The problem = Across the listing below, count the lines that mention the string "region". Reply with the figure only.

Source data =
::::

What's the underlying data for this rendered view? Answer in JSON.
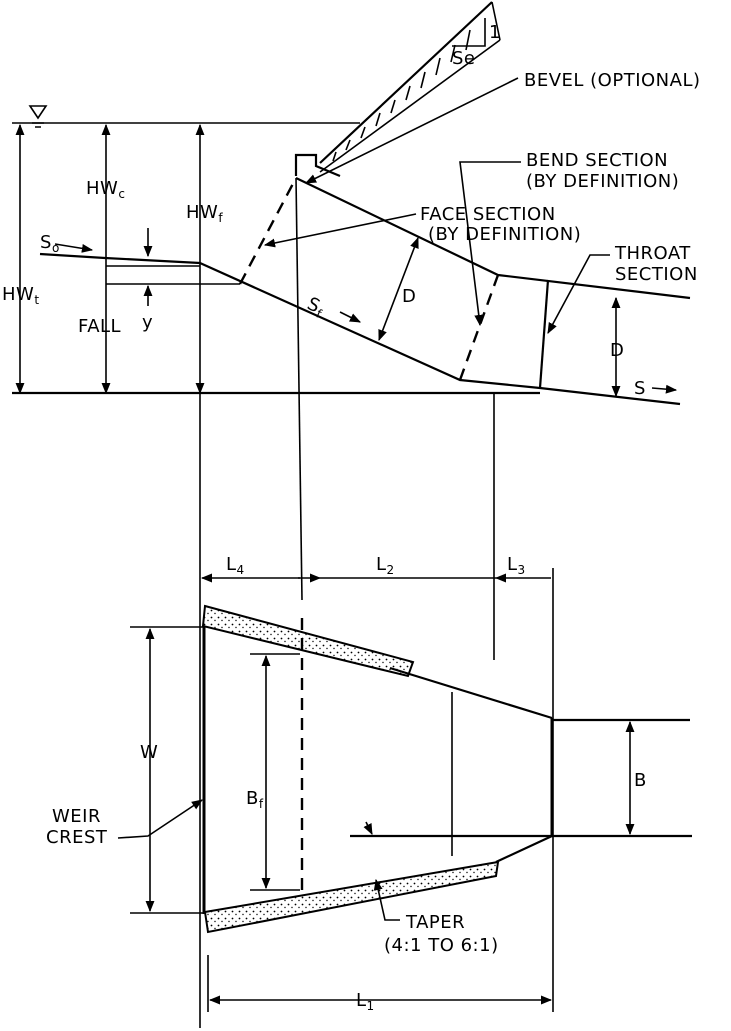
{
  "labels": {
    "se": "Se",
    "se_rise": "1",
    "bevel": "BEVEL (OPTIONAL)",
    "bend_line1": "BEND SECTION",
    "bend_line2": "(BY DEFINITION)",
    "face_line1": "FACE SECTION",
    "face_line2": "(BY DEFINITION)",
    "throat_line1": "THROAT",
    "throat_line2": "SECTION",
    "hw_c": "HW",
    "hw_c_sub": "c",
    "hw_f": "HW",
    "hw_f_sub": "f",
    "hw_t": "HW",
    "hw_t_sub": "t",
    "s_o": "S",
    "s_o_sub": "o",
    "y": "y",
    "fall": "FALL",
    "s_f": "S",
    "s_f_sub": "f",
    "d_face": "D",
    "d_throat": "D",
    "s": "S",
    "l4": "L",
    "l4_sub": "4",
    "l2": "L",
    "l2_sub": "2",
    "l3": "L",
    "l3_sub": "3",
    "w": "W",
    "b_f": "B",
    "b_f_sub": "f",
    "b": "B",
    "weir_line1": "WEIR",
    "weir_line2": "CREST",
    "taper_line1": "TAPER",
    "taper_line2": "(4:1 TO 6:1)",
    "l1": "L",
    "l1_sub": "1"
  }
}
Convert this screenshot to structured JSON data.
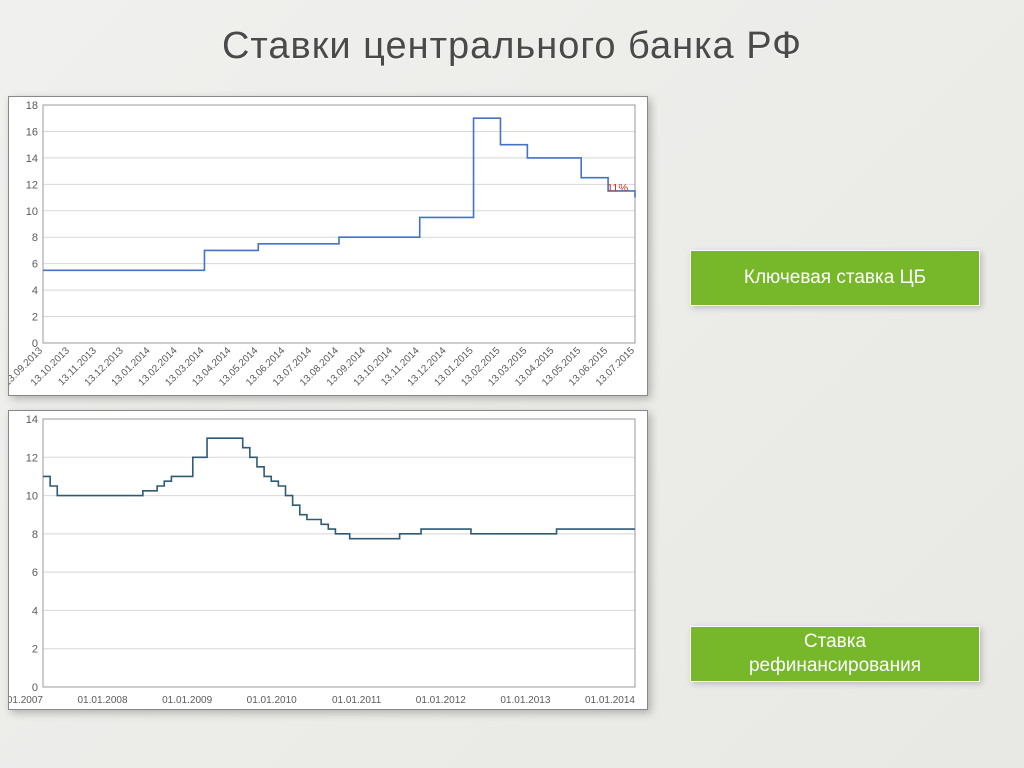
{
  "title": "Ставки центрального банка РФ",
  "badge1": "Ключевая ставка ЦБ",
  "badge2": "Ставка\nрефинансирования",
  "chart1": {
    "type": "step-line",
    "background_color": "#ffffff",
    "grid_color": "#d8d8d8",
    "axis_color": "#9a9a9a",
    "line_color": "#4472c4",
    "line_width": 1.6,
    "ylim": [
      0,
      18
    ],
    "ytick_step": 2,
    "tick_fontsize": 11,
    "x_labels": [
      "13.09.2013",
      "13.10.2013",
      "13.11.2013",
      "13.12.2013",
      "13.01.2014",
      "13.02.2014",
      "13.03.2014",
      "13.04.2014",
      "13.05.2014",
      "13.06.2014",
      "13.07.2014",
      "13.08.2014",
      "13.09.2014",
      "13.10.2014",
      "13.11.2014",
      "13.12.2014",
      "13.01.2015",
      "13.02.2015",
      "13.03.2015",
      "13.04.2015",
      "13.05.2015",
      "13.06.2015",
      "13.07.2015"
    ],
    "values": [
      5.5,
      5.5,
      5.5,
      5.5,
      5.5,
      5.5,
      7.0,
      7.0,
      7.5,
      7.5,
      7.5,
      8.0,
      8.0,
      8.0,
      9.5,
      9.5,
      17.0,
      15.0,
      14.0,
      14.0,
      12.5,
      11.5,
      11.0
    ],
    "annotation": {
      "label": "11%",
      "color": "#c0392b",
      "fontsize": 11,
      "at_index": 22
    }
  },
  "chart2": {
    "type": "step-line",
    "background_color": "#ffffff",
    "grid_color": "#d8d8d8",
    "axis_color": "#9a9a9a",
    "line_color": "#2f5a74",
    "line_width": 1.6,
    "ylim": [
      0,
      14
    ],
    "ytick_step": 2,
    "tick_fontsize": 11,
    "x_labels": [
      "01.01.2007",
      "01.01.2008",
      "01.01.2009",
      "01.01.2010",
      "01.01.2011",
      "01.01.2012",
      "01.01.2013",
      "01.01.2014"
    ],
    "x_span": 84,
    "values": [
      11.0,
      10.5,
      10.0,
      10.0,
      10.0,
      10.0,
      10.0,
      10.0,
      10.0,
      10.0,
      10.0,
      10.0,
      10.0,
      10.0,
      10.25,
      10.25,
      10.5,
      10.75,
      11.0,
      11.0,
      11.0,
      12.0,
      12.0,
      13.0,
      13.0,
      13.0,
      13.0,
      13.0,
      12.5,
      12.0,
      11.5,
      11.0,
      10.75,
      10.5,
      10.0,
      9.5,
      9.0,
      8.75,
      8.75,
      8.5,
      8.25,
      8.0,
      8.0,
      7.75,
      7.75,
      7.75,
      7.75,
      7.75,
      7.75,
      7.75,
      8.0,
      8.0,
      8.0,
      8.25,
      8.25,
      8.25,
      8.25,
      8.25,
      8.25,
      8.25,
      8.0,
      8.0,
      8.0,
      8.0,
      8.0,
      8.0,
      8.0,
      8.0,
      8.0,
      8.0,
      8.0,
      8.0,
      8.25,
      8.25,
      8.25,
      8.25,
      8.25,
      8.25,
      8.25,
      8.25,
      8.25,
      8.25,
      8.25,
      8.25
    ]
  }
}
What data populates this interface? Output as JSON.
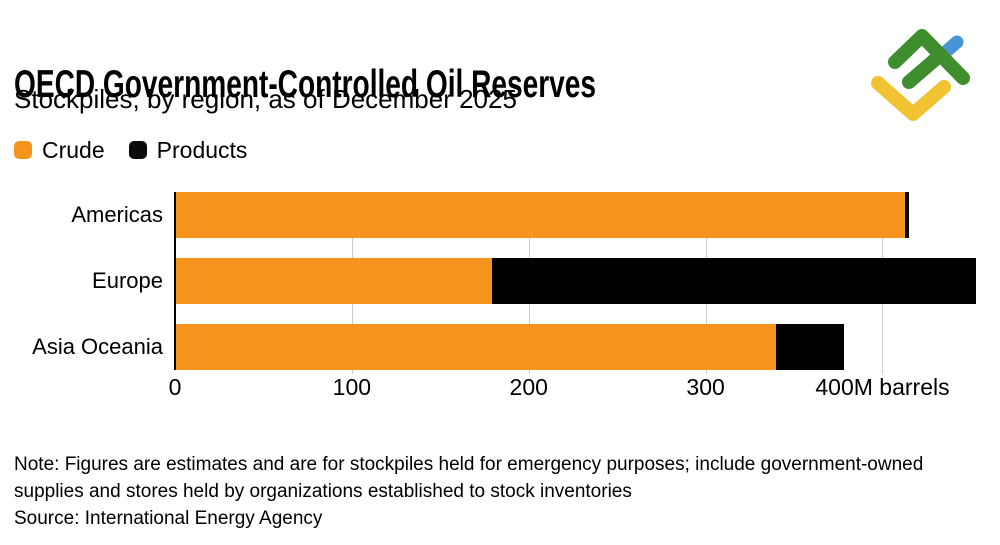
{
  "header": {
    "title": "OECD Government-Controlled Oil Reserves",
    "subtitle": "Stockpiles, by region, as of December 2025"
  },
  "legend": {
    "items": [
      {
        "label": "Crude",
        "color": "#F7941E"
      },
      {
        "label": "Products",
        "color": "#0A0A0A"
      }
    ]
  },
  "chart_data": {
    "type": "bar",
    "orientation": "horizontal",
    "stacked": true,
    "title": "OECD Government-Controlled Oil Reserves",
    "subtitle": "Stockpiles, by region, as of December 2025",
    "unit": "M barrels",
    "categories": [
      "Americas",
      "Europe",
      "Asia Oceania"
    ],
    "series": [
      {
        "name": "Crude",
        "color": "#F7941E",
        "values": [
          413,
          179,
          340
        ]
      },
      {
        "name": "Products",
        "color": "#000000",
        "values": [
          2,
          274,
          38
        ]
      }
    ],
    "xlim": [
      0,
      454
    ],
    "ticks": [
      {
        "value": 0,
        "label": "0"
      },
      {
        "value": 100,
        "label": "100"
      },
      {
        "value": 200,
        "label": "200"
      },
      {
        "value": 300,
        "label": "300"
      },
      {
        "value": 400,
        "label": "400M barrels"
      }
    ],
    "grid": "vertical",
    "gridline_color": "#CCCCCC",
    "legend_position": "top-left"
  },
  "footer": {
    "note": "Note: Figures are estimates and are for stockpiles held for emergency purposes; include government-owned supplies and stores held by organizations established to stock inventories",
    "source": "Source: International Energy Agency"
  },
  "logo": {
    "name": "LiteFinance",
    "colors": {
      "green": "#3E8E2D",
      "blue": "#4795D6",
      "yellow": "#F2C331"
    }
  }
}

::::

Expected answer = 2